# WHAT THE TASK REQUIRES
Figure out how many lines of the material below contain the word "have". Answer with the number only.

━━━━━━

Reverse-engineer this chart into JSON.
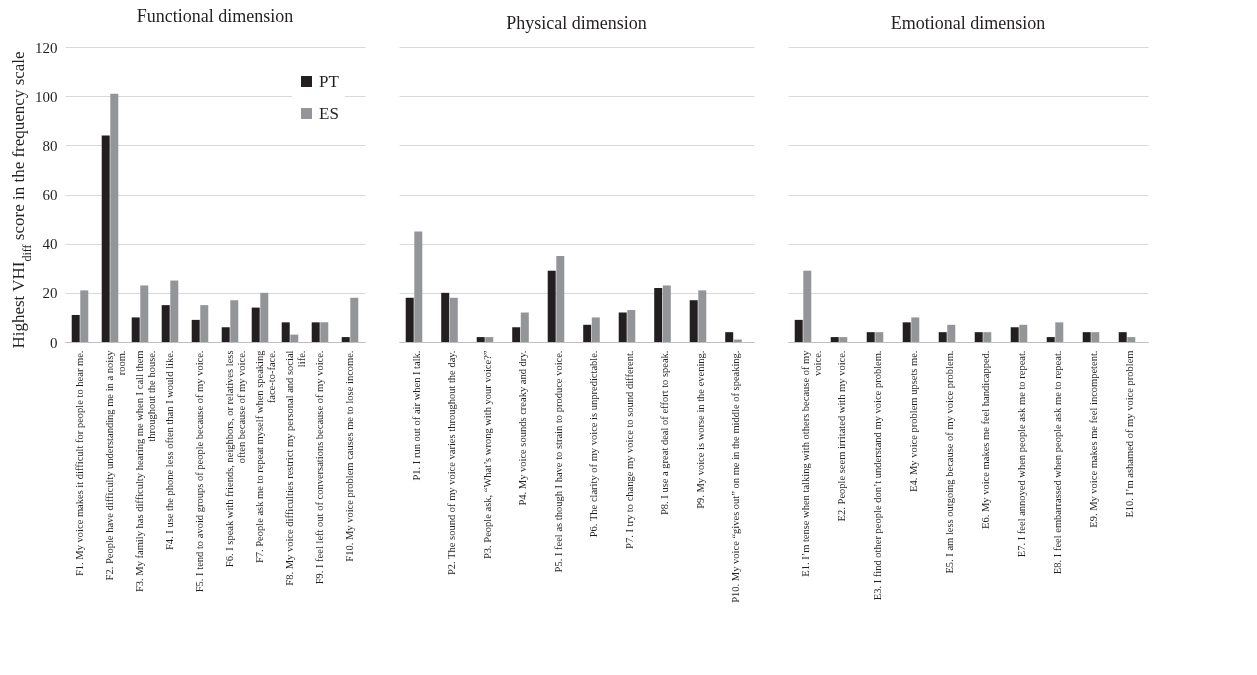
{
  "chart_data": [
    {
      "type": "bar",
      "title": "Functional dimension",
      "ylabel": "Highest VHI$_{diff}$  score in the frequency scale",
      "categories": [
        "F1. My voice makes it difficult for people to hear me.",
        "F2. People have difficulty understanding me in a noisy room.",
        "F3. My family has difficulty hearing me when I call them throughout the house.",
        "F4. I use the phone less often than I would like.",
        "F5. I tend to avoid groups of people because of my voice.",
        "F6. I speak with friends, neighbors, or relatives less often because of my voice.",
        "F7. People ask me to repeat myself when speaking face-to-face.",
        "F8. My voice difficulties restrict my personal and social life.",
        "F9. I feel left out of conversations because of my voice.",
        "F10. My voice problem causes me to lose income."
      ],
      "series": [
        {
          "name": "PT",
          "color": "#231f20",
          "values": [
            11,
            84,
            10,
            15,
            9,
            6,
            14,
            8,
            8,
            2
          ]
        },
        {
          "name": "ES",
          "color": "#939598",
          "values": [
            21,
            101,
            23,
            25,
            15,
            17,
            20,
            3,
            8,
            18
          ]
        }
      ],
      "ylim": [
        0,
        120
      ],
      "yticks": [
        0,
        20,
        40,
        60,
        80,
        100,
        120
      ],
      "grid": true,
      "legend": "top right"
    },
    {
      "type": "bar",
      "title": "Physical dimension",
      "categories": [
        "P1. I run out of air when I talk.",
        "P2. The sound of my voice varies throughout the day.",
        "P3. People ask, “What’s wrong with your voice?”",
        "P4. My voice sounds creaky and dry.",
        "P5. I feel as though I have to strain to produce voice.",
        "P6. The clarity of my voice is unpredictable.",
        "P7. I try to change my voice to sound different.",
        "P8. I use a great deal of effort to speak.",
        "P9. My voice is worse in the evening.",
        "P10. My voice “gives out” on me in the middle of speaking."
      ],
      "series": [
        {
          "color": "#231f20",
          "values": [
            18,
            20,
            2,
            6,
            29,
            7,
            12,
            22,
            17,
            4
          ]
        },
        {
          "color": "#939598",
          "values": [
            45,
            18,
            2,
            12,
            35,
            10,
            13,
            23,
            21,
            1
          ]
        }
      ],
      "ylim": [
        0,
        120
      ],
      "yticks": [
        0,
        20,
        40,
        60,
        80,
        100,
        120
      ],
      "grid": true,
      "tick_labels": "x"
    },
    {
      "type": "bar",
      "title": "Emotional dimension",
      "categories": [
        "E1. I’m tense when talking with others because of my voice.",
        "E2. People seem irritated with my voice.",
        "E3. I find other people don’t understand my voice problem.",
        "E4. My voice problem upsets me.",
        "E5. I am less outgoing because of my voice problem.",
        "E6. My voice makes me feel handicapped.",
        "E7. I feel annoyed when people ask me to repeat.",
        "E8. I feel embarrassed when people ask me to repeat.",
        "E9. My voice makes me feel incompetent.",
        "E10. I’m ashamed of my voice problem"
      ],
      "series": [
        {
          "color": "#231f20",
          "values": [
            9,
            2,
            4,
            8,
            4,
            4,
            6,
            2,
            4,
            4
          ]
        },
        {
          "color": "#939598",
          "values": [
            29,
            2,
            4,
            10,
            7,
            4,
            7,
            8,
            4,
            2
          ]
        }
      ],
      "ylim": [
        0,
        120
      ],
      "yticks": [
        0,
        20,
        40,
        60,
        80,
        100,
        120
      ],
      "grid": true,
      "tick_labels": "x"
    }
  ]
}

━━━━━━

# FULL RESPONSE
2